─── Record list ───
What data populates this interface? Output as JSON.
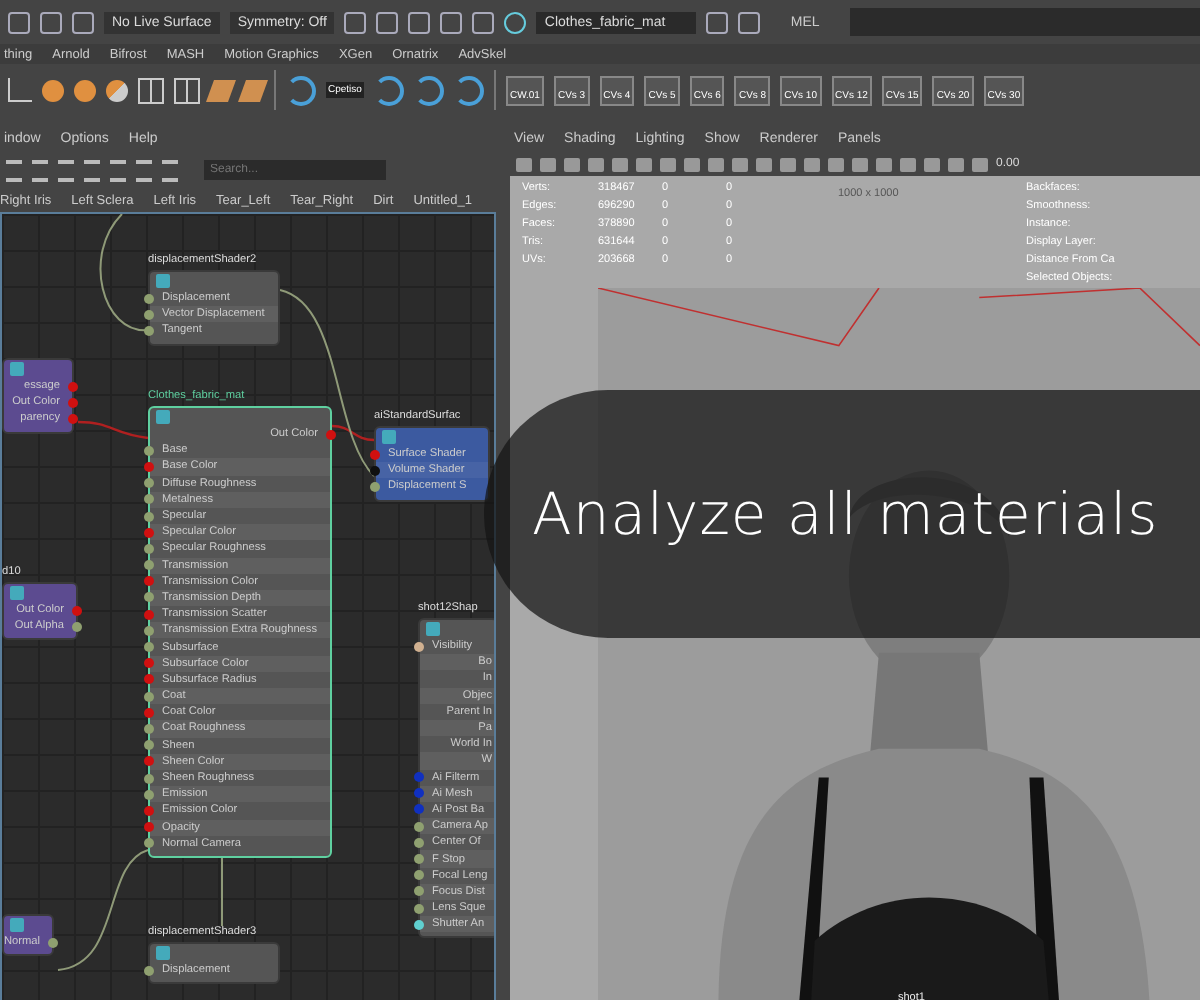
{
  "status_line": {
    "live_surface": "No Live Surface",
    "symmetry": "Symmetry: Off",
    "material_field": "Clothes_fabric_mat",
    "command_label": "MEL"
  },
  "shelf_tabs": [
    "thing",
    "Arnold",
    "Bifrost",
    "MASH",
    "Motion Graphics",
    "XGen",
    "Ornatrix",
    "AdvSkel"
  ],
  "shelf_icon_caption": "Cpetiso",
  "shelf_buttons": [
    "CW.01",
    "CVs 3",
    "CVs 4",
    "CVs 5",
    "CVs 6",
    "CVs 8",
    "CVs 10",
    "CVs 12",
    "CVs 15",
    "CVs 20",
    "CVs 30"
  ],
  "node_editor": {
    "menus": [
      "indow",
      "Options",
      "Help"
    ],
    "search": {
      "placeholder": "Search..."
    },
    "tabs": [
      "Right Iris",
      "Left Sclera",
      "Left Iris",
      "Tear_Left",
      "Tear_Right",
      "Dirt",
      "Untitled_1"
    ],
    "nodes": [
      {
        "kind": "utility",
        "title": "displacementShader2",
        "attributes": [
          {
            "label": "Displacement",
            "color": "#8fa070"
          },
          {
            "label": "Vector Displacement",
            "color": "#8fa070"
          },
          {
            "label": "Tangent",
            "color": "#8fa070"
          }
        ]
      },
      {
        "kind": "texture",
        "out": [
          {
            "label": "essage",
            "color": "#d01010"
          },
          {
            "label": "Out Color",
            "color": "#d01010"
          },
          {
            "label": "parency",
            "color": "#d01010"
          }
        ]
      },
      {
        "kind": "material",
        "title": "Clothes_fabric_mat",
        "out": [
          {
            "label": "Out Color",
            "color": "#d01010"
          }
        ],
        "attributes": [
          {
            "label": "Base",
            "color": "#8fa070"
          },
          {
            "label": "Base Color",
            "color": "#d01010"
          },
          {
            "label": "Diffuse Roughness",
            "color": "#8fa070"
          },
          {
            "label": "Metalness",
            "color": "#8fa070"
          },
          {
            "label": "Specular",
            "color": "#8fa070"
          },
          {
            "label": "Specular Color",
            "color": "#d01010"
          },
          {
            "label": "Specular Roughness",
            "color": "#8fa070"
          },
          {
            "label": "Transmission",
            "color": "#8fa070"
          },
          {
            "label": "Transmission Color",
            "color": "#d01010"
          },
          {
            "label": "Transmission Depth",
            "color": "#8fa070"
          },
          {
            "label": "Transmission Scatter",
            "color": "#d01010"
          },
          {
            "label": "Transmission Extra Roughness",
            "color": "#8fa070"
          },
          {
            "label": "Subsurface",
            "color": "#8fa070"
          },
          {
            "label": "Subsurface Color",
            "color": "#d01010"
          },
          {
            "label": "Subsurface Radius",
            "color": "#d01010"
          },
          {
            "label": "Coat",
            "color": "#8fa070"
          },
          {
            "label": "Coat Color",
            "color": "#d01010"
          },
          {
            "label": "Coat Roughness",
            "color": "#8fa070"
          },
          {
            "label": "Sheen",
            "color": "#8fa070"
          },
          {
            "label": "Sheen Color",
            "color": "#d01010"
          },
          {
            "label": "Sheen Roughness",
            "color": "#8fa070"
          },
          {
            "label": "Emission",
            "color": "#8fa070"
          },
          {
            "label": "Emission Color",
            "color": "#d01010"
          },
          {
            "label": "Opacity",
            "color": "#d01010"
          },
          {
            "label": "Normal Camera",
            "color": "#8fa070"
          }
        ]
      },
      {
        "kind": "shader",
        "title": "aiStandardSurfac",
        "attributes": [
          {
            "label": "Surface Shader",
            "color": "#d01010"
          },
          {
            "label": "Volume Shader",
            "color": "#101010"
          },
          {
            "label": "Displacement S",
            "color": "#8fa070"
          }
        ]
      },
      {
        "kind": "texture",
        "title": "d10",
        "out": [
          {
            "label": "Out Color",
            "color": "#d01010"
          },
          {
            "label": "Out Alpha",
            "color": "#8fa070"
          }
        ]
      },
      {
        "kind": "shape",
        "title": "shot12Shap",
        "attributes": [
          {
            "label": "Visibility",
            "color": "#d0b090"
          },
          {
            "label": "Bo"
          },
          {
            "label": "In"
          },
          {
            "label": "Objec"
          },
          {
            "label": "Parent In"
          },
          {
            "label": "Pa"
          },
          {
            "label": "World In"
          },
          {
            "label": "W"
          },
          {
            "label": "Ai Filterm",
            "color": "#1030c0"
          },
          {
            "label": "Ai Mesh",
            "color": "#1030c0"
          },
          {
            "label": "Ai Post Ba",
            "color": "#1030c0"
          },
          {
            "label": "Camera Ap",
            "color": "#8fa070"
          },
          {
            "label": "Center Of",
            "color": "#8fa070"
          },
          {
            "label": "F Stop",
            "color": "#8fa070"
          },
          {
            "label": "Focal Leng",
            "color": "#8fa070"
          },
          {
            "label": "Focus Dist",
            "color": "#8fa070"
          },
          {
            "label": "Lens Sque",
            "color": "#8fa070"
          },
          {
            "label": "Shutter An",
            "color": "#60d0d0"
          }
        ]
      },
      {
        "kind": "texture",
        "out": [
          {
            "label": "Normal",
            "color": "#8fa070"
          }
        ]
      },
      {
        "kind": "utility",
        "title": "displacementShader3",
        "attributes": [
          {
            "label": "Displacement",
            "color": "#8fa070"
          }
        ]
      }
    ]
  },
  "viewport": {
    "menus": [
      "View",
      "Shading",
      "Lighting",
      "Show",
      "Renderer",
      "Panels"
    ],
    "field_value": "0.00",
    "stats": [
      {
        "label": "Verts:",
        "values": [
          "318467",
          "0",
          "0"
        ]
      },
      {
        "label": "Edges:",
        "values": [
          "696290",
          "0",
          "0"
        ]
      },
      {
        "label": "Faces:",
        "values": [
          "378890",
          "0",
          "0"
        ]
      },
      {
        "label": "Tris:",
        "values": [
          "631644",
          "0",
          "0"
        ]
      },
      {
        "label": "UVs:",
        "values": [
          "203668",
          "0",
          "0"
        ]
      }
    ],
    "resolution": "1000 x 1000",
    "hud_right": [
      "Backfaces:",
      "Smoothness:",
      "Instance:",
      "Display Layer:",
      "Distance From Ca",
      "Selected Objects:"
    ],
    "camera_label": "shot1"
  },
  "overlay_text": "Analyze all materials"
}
───
─── Record list ───
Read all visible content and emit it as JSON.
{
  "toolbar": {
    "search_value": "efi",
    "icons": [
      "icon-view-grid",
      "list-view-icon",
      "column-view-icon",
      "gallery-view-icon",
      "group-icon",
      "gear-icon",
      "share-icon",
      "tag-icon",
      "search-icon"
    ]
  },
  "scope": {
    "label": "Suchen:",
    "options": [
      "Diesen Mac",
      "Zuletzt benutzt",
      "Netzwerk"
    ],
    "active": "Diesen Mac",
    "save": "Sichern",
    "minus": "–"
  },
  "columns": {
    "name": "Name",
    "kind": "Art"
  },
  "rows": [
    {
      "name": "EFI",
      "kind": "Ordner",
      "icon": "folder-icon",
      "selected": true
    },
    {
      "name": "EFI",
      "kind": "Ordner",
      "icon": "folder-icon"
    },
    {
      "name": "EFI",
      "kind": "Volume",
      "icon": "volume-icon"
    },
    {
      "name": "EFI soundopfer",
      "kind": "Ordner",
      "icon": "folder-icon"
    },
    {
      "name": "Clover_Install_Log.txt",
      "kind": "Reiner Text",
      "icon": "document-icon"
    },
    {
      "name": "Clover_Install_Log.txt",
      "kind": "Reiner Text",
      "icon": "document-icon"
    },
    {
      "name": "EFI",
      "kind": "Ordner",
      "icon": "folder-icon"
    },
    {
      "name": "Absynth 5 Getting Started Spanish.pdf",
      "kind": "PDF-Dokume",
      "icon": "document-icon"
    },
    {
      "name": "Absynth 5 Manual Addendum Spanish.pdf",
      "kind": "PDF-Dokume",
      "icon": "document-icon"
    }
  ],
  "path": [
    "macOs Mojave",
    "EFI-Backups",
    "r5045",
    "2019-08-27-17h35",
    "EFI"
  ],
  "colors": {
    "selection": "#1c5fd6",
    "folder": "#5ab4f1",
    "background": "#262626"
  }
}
───
─── Record list ───
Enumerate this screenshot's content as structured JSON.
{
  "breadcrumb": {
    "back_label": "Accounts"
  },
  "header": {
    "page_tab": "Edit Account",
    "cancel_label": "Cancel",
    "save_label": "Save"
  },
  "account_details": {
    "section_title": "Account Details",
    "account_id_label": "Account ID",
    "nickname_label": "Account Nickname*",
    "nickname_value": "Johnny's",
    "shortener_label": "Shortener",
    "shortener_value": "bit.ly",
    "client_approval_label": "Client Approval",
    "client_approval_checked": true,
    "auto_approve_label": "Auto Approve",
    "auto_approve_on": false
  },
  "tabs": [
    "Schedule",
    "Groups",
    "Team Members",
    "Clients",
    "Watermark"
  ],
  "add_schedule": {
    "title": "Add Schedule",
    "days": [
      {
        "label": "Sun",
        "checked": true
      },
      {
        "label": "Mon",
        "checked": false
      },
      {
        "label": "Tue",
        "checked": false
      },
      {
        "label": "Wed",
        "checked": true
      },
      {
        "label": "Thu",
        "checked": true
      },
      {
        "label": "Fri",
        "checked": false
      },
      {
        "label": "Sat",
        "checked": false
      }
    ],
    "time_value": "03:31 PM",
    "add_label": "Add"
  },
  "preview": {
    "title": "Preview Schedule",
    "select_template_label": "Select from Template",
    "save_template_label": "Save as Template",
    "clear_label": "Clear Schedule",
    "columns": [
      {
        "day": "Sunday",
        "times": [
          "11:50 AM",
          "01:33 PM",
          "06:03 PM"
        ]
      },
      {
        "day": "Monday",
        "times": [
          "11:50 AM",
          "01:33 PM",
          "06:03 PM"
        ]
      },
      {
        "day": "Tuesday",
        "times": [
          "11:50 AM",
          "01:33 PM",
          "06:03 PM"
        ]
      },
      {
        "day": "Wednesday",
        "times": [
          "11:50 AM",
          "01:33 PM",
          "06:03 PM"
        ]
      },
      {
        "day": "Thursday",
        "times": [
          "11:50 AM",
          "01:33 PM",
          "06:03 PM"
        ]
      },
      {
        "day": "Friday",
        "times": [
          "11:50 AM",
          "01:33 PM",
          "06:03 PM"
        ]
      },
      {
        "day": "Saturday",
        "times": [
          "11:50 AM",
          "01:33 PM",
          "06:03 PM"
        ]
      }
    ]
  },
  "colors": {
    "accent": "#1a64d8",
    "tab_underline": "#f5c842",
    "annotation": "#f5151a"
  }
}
───
Task to complete: Determine the number of lines in the entries above where the string "Transmission" appears. Answer with the number alone.

Result for this exercise: 5